[Written exercise]:
Could you write out every record below exactly, leaving out any pictures?

[Stored items]:
● ● ●

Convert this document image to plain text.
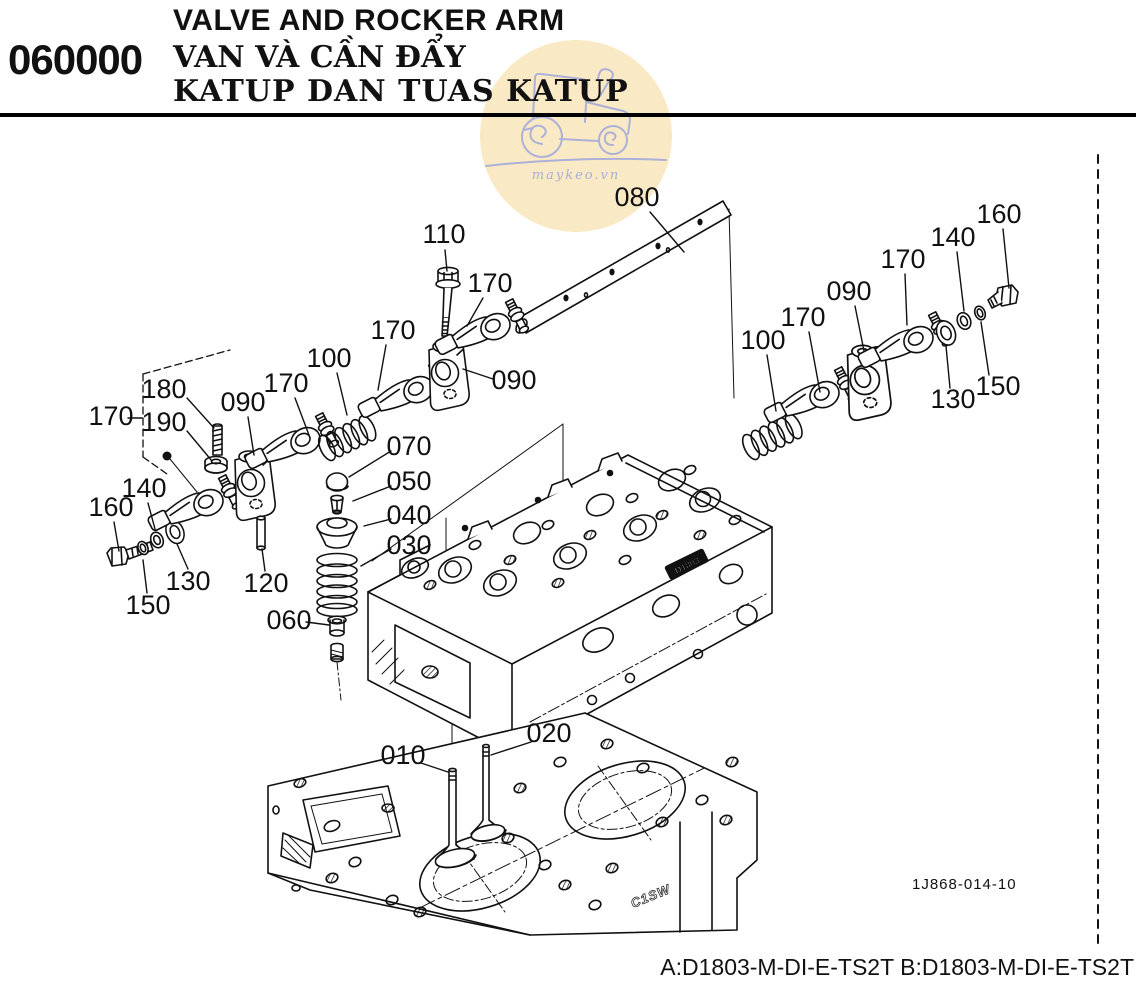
maykeo.vn
060000
VALVE AND ROCKER ARM
VAN VÀ CẦN ĐẨY
KATUP DAN TUAS KATUP
D1803
C1SW
080
110
170
170
100
170
180 090
170 190
090
160
140
170
090
170
100
150
130
140
160
070
050
040
030
130 120
150	060
010
020
1J868-014-10
A:D1803-M-DI-E-TS2T B:D1803-M-DI-E-TS2T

● ● ●

[Reply to the task]:
Convert this document image to plain text.
maykeo.vn
060000
VALVE AND ROCKER ARM
VAN VÀ CẦN ĐẨY
KATUP DAN TUAS KATUP
D1803
C1SW
080
110
170
170
100
170
180 090
170 190
090
160
140
170
090
170
100
150
130
140
160
070
050
040
030
130 120
150	060
010
020
1J868-014-10
A:D1803-M-DI-E-TS2T B:D1803-M-DI-E-TS2T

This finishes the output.